§ Work instructions
Give the number of lines in the data that contain "guarantee", and nothing more.

** Start Dataset excerpts **

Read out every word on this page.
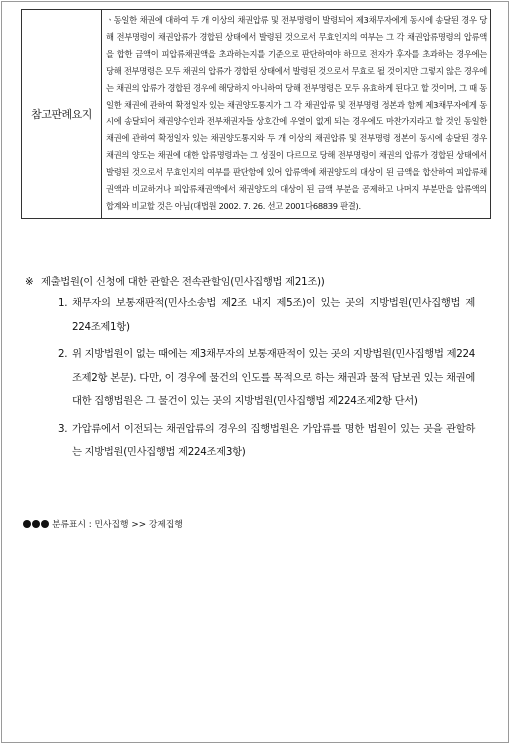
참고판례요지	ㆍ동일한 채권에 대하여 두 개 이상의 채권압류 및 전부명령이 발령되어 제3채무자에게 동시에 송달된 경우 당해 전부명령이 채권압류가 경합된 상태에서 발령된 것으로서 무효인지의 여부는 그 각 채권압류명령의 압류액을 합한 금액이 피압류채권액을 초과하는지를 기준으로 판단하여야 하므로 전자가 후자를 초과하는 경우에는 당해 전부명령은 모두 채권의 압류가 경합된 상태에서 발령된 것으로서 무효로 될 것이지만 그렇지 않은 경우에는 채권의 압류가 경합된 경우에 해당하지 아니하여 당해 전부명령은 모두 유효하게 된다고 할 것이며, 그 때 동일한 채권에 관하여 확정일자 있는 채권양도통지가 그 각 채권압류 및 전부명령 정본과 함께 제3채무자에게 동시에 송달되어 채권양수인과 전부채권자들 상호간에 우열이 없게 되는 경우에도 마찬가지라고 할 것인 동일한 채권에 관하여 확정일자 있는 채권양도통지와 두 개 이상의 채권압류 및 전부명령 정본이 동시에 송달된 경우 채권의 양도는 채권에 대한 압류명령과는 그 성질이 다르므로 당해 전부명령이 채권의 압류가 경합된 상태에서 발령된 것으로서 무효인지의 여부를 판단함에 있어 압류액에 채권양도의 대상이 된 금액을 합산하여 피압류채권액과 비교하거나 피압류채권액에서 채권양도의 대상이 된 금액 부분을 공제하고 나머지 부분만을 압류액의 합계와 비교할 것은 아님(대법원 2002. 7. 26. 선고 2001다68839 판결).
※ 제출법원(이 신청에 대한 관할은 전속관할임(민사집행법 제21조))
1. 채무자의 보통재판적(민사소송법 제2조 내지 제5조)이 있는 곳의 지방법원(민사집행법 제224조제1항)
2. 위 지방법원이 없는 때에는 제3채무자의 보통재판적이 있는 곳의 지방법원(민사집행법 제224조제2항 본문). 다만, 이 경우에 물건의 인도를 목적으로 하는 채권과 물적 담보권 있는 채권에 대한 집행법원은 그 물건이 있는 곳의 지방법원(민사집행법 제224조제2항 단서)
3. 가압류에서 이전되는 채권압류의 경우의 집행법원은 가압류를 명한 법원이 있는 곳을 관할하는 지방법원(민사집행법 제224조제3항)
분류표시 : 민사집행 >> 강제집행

** End Dataset excerpts **
** Start Dataset excerpts **

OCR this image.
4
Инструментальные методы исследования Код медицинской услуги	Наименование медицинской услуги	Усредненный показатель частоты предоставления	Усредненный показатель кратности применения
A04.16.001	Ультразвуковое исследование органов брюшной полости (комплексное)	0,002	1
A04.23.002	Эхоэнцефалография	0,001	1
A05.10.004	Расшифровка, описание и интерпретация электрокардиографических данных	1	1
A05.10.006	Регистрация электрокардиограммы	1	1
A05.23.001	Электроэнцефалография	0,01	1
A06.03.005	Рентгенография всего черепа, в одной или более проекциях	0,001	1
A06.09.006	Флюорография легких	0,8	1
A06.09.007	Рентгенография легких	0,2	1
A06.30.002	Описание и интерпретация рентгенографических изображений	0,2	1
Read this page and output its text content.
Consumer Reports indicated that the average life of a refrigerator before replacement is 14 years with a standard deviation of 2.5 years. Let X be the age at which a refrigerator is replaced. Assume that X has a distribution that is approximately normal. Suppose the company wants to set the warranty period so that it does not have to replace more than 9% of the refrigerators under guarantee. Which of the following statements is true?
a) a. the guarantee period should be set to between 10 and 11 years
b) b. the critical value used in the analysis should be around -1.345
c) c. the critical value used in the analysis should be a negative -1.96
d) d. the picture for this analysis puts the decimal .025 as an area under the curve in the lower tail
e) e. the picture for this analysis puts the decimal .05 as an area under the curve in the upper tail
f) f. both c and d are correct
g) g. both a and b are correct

** End Dataset excerpts **

§ Expected answer
2